Start of Data lines

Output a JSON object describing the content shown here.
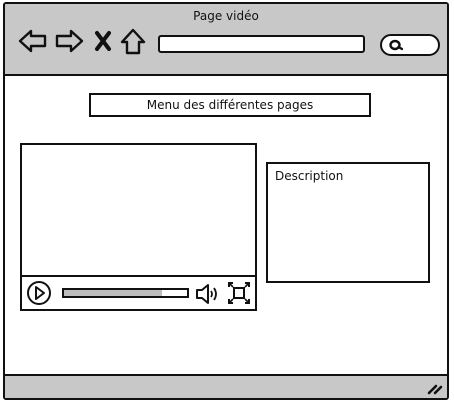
{
  "window": {
    "title": "Page vidéo"
  },
  "toolbar": {
    "back_icon": "arrow-left-icon",
    "forward_icon": "arrow-right-icon",
    "stop_icon": "close-icon",
    "home_icon": "home-icon",
    "address_value": "",
    "search_icon": "search-icon"
  },
  "main": {
    "menu_label": "Menu des différentes pages",
    "video": {
      "progress": 0.8,
      "play_icon": "play-icon",
      "volume_icon": "volume-icon",
      "fullscreen_icon": "fullscreen-icon"
    },
    "description_label": "Description"
  },
  "colors": {
    "chrome": "#c8c8c8",
    "border": "#111111",
    "progress_fill": "#bdbdbd"
  }
}
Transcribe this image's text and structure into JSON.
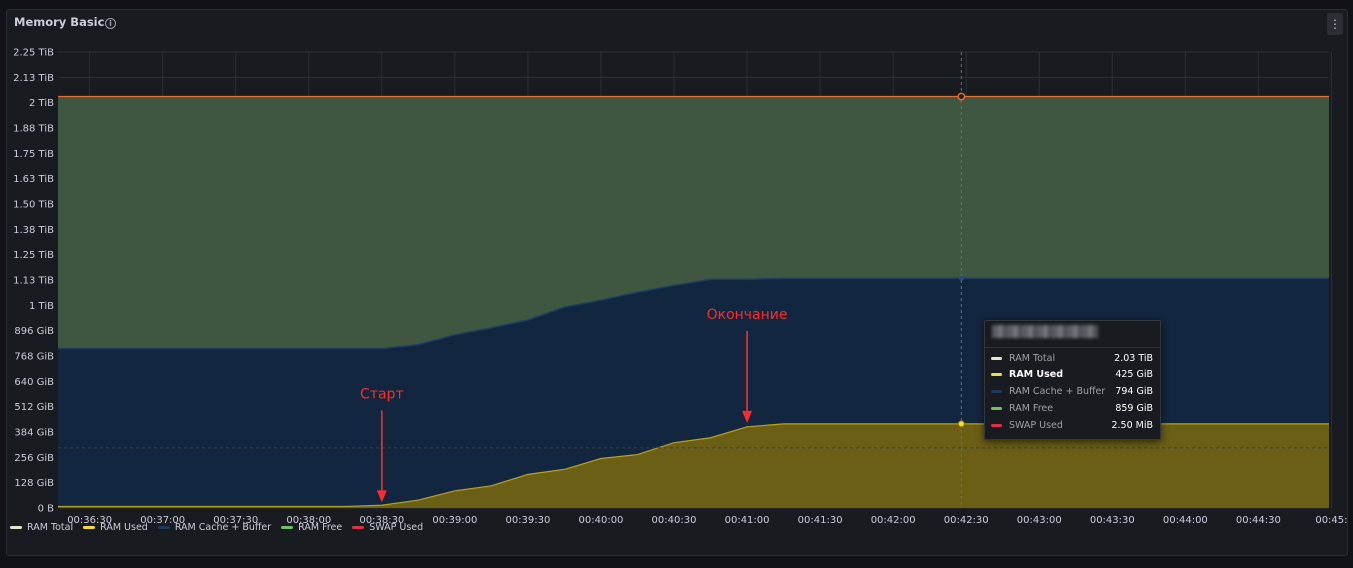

End of Data lines

What the task requires — Transcribe each line above verbatim, with the pictures left out.

Completed exercise —
Output a JSON object describing the content shown here.
{
  "window": {
    "title": "Page vidéo"
  },
  "toolbar": {
    "back_icon": "arrow-left-icon",
    "forward_icon": "arrow-right-icon",
    "stop_icon": "close-icon",
    "home_icon": "home-icon",
    "address_value": "",
    "search_icon": "search-icon"
  },
  "main": {
    "menu_label": "Menu des différentes pages",
    "video": {
      "progress": 0.8,
      "play_icon": "play-icon",
      "volume_icon": "volume-icon",
      "fullscreen_icon": "fullscreen-icon"
    },
    "description_label": "Description"
  },
  "colors": {
    "chrome": "#c8c8c8",
    "border": "#111111",
    "progress_fill": "#bdbdbd"
  }
}
Transcribe this image's text and structure into JSON.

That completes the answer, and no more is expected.